● **Task prompt**
Pull every line with "apply" from the material.

--- Provided entries Enclosed Below ---

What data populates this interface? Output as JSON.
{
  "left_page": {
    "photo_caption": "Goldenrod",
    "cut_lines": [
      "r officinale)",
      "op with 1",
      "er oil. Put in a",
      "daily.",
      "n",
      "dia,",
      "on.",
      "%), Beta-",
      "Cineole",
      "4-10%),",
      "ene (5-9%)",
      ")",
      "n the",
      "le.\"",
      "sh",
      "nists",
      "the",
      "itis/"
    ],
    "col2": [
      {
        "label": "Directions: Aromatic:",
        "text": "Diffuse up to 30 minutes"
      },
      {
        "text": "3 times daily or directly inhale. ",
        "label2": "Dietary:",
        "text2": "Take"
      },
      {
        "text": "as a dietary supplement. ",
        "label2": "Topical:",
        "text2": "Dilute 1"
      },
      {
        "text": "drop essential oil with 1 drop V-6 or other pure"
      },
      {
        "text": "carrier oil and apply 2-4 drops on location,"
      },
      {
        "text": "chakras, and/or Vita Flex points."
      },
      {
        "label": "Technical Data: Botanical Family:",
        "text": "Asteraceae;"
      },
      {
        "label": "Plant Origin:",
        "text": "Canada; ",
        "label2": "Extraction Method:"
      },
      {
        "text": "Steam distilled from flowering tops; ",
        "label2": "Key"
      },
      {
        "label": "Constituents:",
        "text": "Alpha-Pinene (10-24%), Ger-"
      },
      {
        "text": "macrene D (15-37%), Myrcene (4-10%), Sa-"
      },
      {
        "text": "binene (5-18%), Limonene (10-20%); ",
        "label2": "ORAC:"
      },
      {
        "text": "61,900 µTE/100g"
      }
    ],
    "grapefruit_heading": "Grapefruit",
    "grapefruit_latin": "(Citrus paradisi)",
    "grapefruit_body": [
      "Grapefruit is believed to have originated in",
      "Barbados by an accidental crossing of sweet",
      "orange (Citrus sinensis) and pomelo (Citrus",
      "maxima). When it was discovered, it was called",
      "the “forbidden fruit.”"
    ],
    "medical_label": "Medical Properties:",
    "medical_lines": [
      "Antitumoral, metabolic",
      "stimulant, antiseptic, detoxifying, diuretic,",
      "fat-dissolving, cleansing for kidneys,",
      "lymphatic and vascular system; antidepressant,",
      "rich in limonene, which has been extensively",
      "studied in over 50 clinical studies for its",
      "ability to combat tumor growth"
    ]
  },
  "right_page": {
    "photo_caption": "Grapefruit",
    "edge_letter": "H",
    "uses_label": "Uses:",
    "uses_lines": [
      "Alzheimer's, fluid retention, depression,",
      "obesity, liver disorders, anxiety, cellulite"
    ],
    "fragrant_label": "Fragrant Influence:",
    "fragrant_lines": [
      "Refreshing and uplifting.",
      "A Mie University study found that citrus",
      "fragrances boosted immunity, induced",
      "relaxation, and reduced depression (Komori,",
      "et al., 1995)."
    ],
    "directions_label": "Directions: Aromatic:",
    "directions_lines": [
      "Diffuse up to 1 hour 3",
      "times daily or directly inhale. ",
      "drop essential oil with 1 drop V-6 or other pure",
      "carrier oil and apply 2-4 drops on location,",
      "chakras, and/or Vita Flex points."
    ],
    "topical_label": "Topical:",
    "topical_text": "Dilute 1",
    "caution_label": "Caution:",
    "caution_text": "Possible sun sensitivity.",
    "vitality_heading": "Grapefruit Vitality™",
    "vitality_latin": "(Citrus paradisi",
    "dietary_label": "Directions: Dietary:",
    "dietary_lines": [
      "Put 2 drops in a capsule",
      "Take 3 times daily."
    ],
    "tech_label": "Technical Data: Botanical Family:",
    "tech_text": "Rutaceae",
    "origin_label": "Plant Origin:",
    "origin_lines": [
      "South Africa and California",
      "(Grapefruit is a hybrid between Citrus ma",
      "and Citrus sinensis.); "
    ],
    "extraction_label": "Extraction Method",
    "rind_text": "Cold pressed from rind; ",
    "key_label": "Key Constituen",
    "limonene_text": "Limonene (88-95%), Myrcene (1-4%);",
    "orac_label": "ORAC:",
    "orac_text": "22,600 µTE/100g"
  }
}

--- End of Enclosed Provided entries ---
--- Provided entries Enclosed Below ---

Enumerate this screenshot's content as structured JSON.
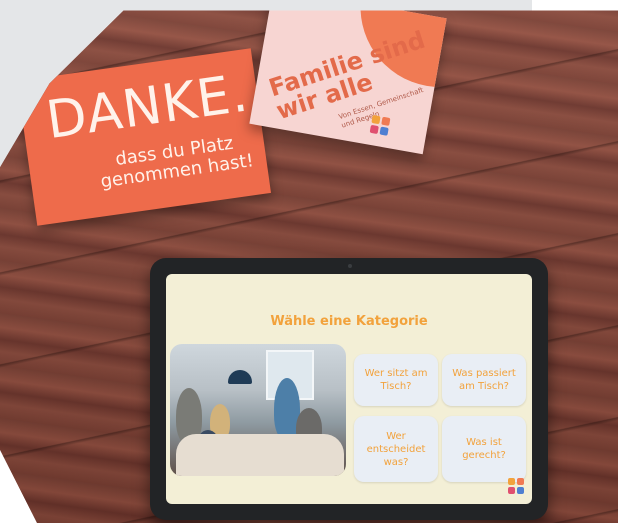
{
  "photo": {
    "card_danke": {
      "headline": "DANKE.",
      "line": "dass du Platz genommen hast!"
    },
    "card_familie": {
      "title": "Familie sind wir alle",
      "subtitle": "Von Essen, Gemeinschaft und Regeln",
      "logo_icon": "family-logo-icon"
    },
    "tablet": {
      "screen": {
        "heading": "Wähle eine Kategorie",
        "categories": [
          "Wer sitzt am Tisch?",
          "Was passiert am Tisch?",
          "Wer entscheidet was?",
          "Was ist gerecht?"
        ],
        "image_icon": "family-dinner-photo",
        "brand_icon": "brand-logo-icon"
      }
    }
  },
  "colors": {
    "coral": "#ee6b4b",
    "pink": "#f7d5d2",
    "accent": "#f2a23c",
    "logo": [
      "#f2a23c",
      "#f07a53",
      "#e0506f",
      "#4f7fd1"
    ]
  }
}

--- End of Enclosed Provided entries ---

● **Response to this exercise**
        "text": "carrier oil and apply 2-4 drops on location,"
      "carrier oil and apply 2-4 drops on location,",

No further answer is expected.